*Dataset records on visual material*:

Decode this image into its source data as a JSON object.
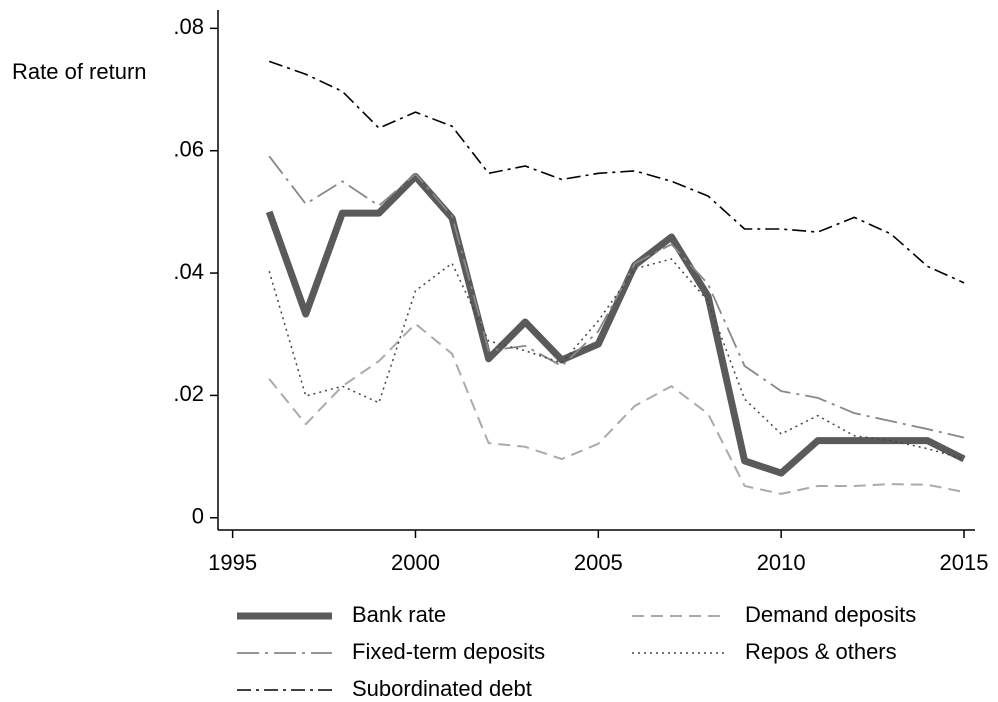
{
  "chart_data": {
    "type": "line",
    "ylabel": "Rate of return",
    "x": [
      1996,
      1997,
      1998,
      1999,
      2000,
      2001,
      2002,
      2003,
      2004,
      2005,
      2006,
      2007,
      2008,
      2009,
      2010,
      2011,
      2012,
      2013,
      2014,
      2015
    ],
    "xlim": [
      1994.6,
      2015.3
    ],
    "xticks": [
      1995,
      2000,
      2005,
      2010,
      2015
    ],
    "ylim": [
      -0.002,
      0.083
    ],
    "yticks": [
      0,
      {
        "value": 0.02,
        "label": ".02"
      },
      {
        "value": 0.04,
        "label": ".04"
      },
      {
        "value": 0.06,
        "label": ".06"
      },
      {
        "value": 0.08,
        "label": ".08"
      }
    ],
    "series": [
      {
        "name": "Bank rate",
        "color": "#5a5a5a",
        "width": 7,
        "dash": "none",
        "values": [
          0.05,
          0.0333,
          0.0498,
          0.0498,
          0.0558,
          0.049,
          0.026,
          0.032,
          0.0258,
          0.0284,
          0.0413,
          0.0459,
          0.0362,
          0.0093,
          0.0073,
          0.0126,
          0.0126,
          0.0126,
          0.0126,
          0.0096
        ]
      },
      {
        "name": "Demand deposits",
        "color": "#aaaaaa",
        "width": 2,
        "dash": "12,7",
        "values": [
          0.0227,
          0.0153,
          0.0215,
          0.0256,
          0.0317,
          0.0268,
          0.0122,
          0.0116,
          0.0096,
          0.0121,
          0.0183,
          0.0215,
          0.017,
          0.0052,
          0.0039,
          0.0052,
          0.0052,
          0.0055,
          0.0054,
          0.0042
        ]
      },
      {
        "name": "Fixed-term deposits",
        "color": "#888888",
        "width": 1.8,
        "dash": "22,6,3,6",
        "values": [
          0.0591,
          0.0513,
          0.055,
          0.051,
          0.0562,
          0.0493,
          0.0273,
          0.0281,
          0.0248,
          0.0305,
          0.0416,
          0.0447,
          0.0382,
          0.0248,
          0.0207,
          0.0196,
          0.0171,
          0.0158,
          0.0145,
          0.0131
        ]
      },
      {
        "name": "Repos & others",
        "color": "#444444",
        "width": 1.5,
        "dash": "2,4",
        "values": [
          0.0403,
          0.0199,
          0.0215,
          0.0188,
          0.0371,
          0.0416,
          0.0289,
          0.0273,
          0.0253,
          0.0322,
          0.0407,
          0.0423,
          0.0354,
          0.0194,
          0.0137,
          0.0167,
          0.0134,
          0.0126,
          0.0113,
          0.0096
        ]
      },
      {
        "name": "Subordinated debt",
        "color": "#000000",
        "width": 1.6,
        "dash": "14,5,3,5",
        "values": [
          0.0746,
          0.0725,
          0.0697,
          0.0637,
          0.0663,
          0.064,
          0.0563,
          0.0575,
          0.0553,
          0.0563,
          0.0567,
          0.055,
          0.0526,
          0.0472,
          0.0472,
          0.0467,
          0.0491,
          0.0464,
          0.0411,
          0.0384
        ]
      }
    ]
  }
}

*PROMPT*: Across the data, tally the lines containing "color" and give back the number alone.

*ANSWER*: 5